* [Directions]:
Return all lines in the material below that contain "title".
%%
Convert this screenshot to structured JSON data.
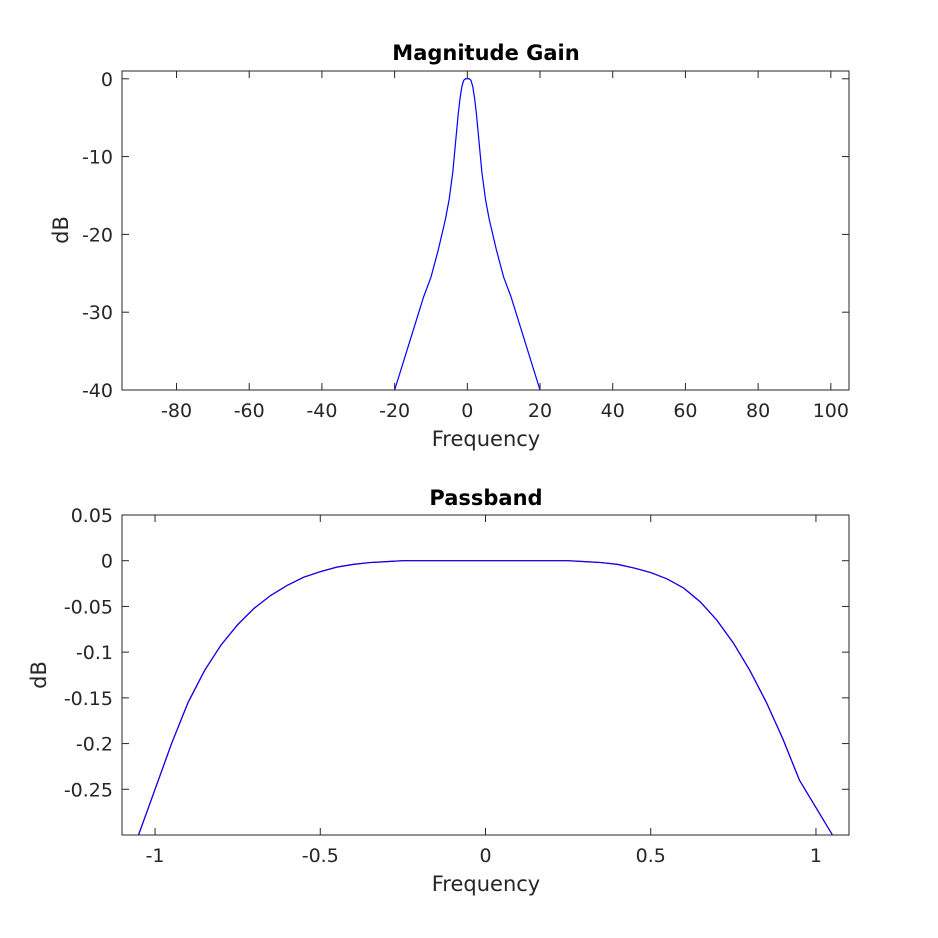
{
  "colors": {
    "main_series": "#0000ff",
    "overlay_series": "#ff0000",
    "axes": "#262626",
    "title": "#000000"
  },
  "chart_data": [
    {
      "type": "line",
      "title": "Magnitude Gain",
      "xlabel": "Frequency",
      "ylabel": "dB",
      "xlim": [
        -95,
        105
      ],
      "ylim": [
        -40,
        1
      ],
      "xticks": [
        -80,
        -60,
        -40,
        -20,
        0,
        20,
        40,
        60,
        80,
        100
      ],
      "xtick_labels": [
        "-80",
        "-60",
        "-40",
        "-20",
        "0",
        "20",
        "40",
        "60",
        "80",
        "100"
      ],
      "yticks": [
        0,
        -10,
        -20,
        -30,
        -40
      ],
      "ytick_labels": [
        "0",
        "-10",
        "-20",
        "-30",
        "-40"
      ],
      "grid": false,
      "series": [
        {
          "color": "#0000ff",
          "x": [
            -20.0,
            -18.0,
            -16.0,
            -14.0,
            -12.0,
            -10.0,
            -8.0,
            -6.0,
            -5.0,
            -4.0,
            -3.0,
            -2.5,
            -2.0,
            -1.5,
            -1.0,
            -0.5,
            0.0,
            0.5,
            1.0,
            1.5,
            2.0,
            2.5,
            3.0,
            4.0,
            5.0,
            6.0,
            8.0,
            10.0,
            12.0,
            14.0,
            16.0,
            18.0,
            20.0
          ],
          "y": [
            -40.0,
            -37.0,
            -34.0,
            -31.0,
            -28.0,
            -25.5,
            -22.0,
            -18.0,
            -15.5,
            -12.0,
            -7.0,
            -4.5,
            -2.5,
            -1.0,
            -0.2,
            0.0,
            0.0,
            0.0,
            -0.2,
            -1.0,
            -2.5,
            -4.5,
            -7.0,
            -12.0,
            -15.5,
            -18.0,
            -22.0,
            -25.5,
            -28.0,
            -31.0,
            -34.0,
            -37.0,
            -40.0
          ]
        }
      ]
    },
    {
      "type": "line",
      "title": "Passband",
      "xlabel": "Frequency",
      "ylabel": "dB",
      "xlim": [
        -1.1,
        1.1
      ],
      "ylim": [
        -0.3,
        0.05
      ],
      "xticks": [
        -1,
        -0.5,
        0,
        0.5,
        1
      ],
      "xtick_labels": [
        "-1",
        "-0.5",
        "0",
        "0.5",
        "1"
      ],
      "yticks": [
        0.05,
        0,
        -0.05,
        -0.1,
        -0.15,
        -0.2,
        -0.25
      ],
      "ytick_labels": [
        "0.05",
        "0",
        "-0.05",
        "-0.1",
        "-0.15",
        "-0.2",
        "-0.25"
      ],
      "grid": false,
      "series": [
        {
          "color": "#ff0000",
          "x": [
            -1.05,
            -1.0,
            -0.95,
            -0.9,
            -0.85,
            -0.8,
            -0.75,
            -0.7,
            -0.65,
            -0.6,
            -0.55,
            -0.5,
            -0.45,
            -0.4,
            -0.35,
            -0.3,
            -0.25,
            -0.2,
            -0.15,
            -0.1,
            -0.05,
            0.0,
            0.05,
            0.1,
            0.15,
            0.2,
            0.25,
            0.3,
            0.35,
            0.4,
            0.45,
            0.5,
            0.55,
            0.6,
            0.65,
            0.7,
            0.75,
            0.8,
            0.85,
            0.9,
            0.95,
            1.0,
            1.05
          ],
          "y": [
            -0.3,
            -0.25,
            -0.2,
            -0.155,
            -0.12,
            -0.092,
            -0.07,
            -0.052,
            -0.038,
            -0.027,
            -0.018,
            -0.012,
            -0.007,
            -0.004,
            -0.002,
            -0.001,
            0.0,
            0.0,
            0.0,
            0.0,
            0.0,
            0.0,
            0.0,
            0.0,
            0.0,
            0.0,
            0.0,
            -0.001,
            -0.002,
            -0.004,
            -0.008,
            -0.013,
            -0.02,
            -0.03,
            -0.045,
            -0.065,
            -0.09,
            -0.12,
            -0.155,
            -0.195,
            -0.24,
            -0.27,
            -0.3
          ]
        },
        {
          "color": "#0000ff",
          "x": [
            -1.05,
            -1.0,
            -0.95,
            -0.9,
            -0.85,
            -0.8,
            -0.75,
            -0.7,
            -0.65,
            -0.6,
            -0.55,
            -0.5,
            -0.45,
            -0.4,
            -0.35,
            -0.3,
            -0.25,
            -0.2,
            -0.15,
            -0.1,
            -0.05,
            0.0,
            0.05,
            0.1,
            0.15,
            0.2,
            0.25,
            0.3,
            0.35,
            0.4,
            0.45,
            0.5,
            0.55,
            0.6,
            0.65,
            0.7,
            0.75,
            0.8,
            0.85,
            0.9,
            0.95,
            1.0,
            1.05
          ],
          "y": [
            -0.3,
            -0.25,
            -0.2,
            -0.155,
            -0.12,
            -0.092,
            -0.07,
            -0.052,
            -0.038,
            -0.027,
            -0.018,
            -0.012,
            -0.007,
            -0.004,
            -0.002,
            -0.001,
            0.0,
            0.0,
            0.0,
            0.0,
            0.0,
            0.0,
            0.0,
            0.0,
            0.0,
            0.0,
            0.0,
            -0.001,
            -0.002,
            -0.004,
            -0.008,
            -0.013,
            -0.02,
            -0.03,
            -0.045,
            -0.065,
            -0.09,
            -0.12,
            -0.155,
            -0.195,
            -0.24,
            -0.27,
            -0.3
          ]
        }
      ]
    }
  ]
}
%%
* [Task result]:
    "title": "#000000"
      "title": "Magnitude Gain",
      "title": "Passband",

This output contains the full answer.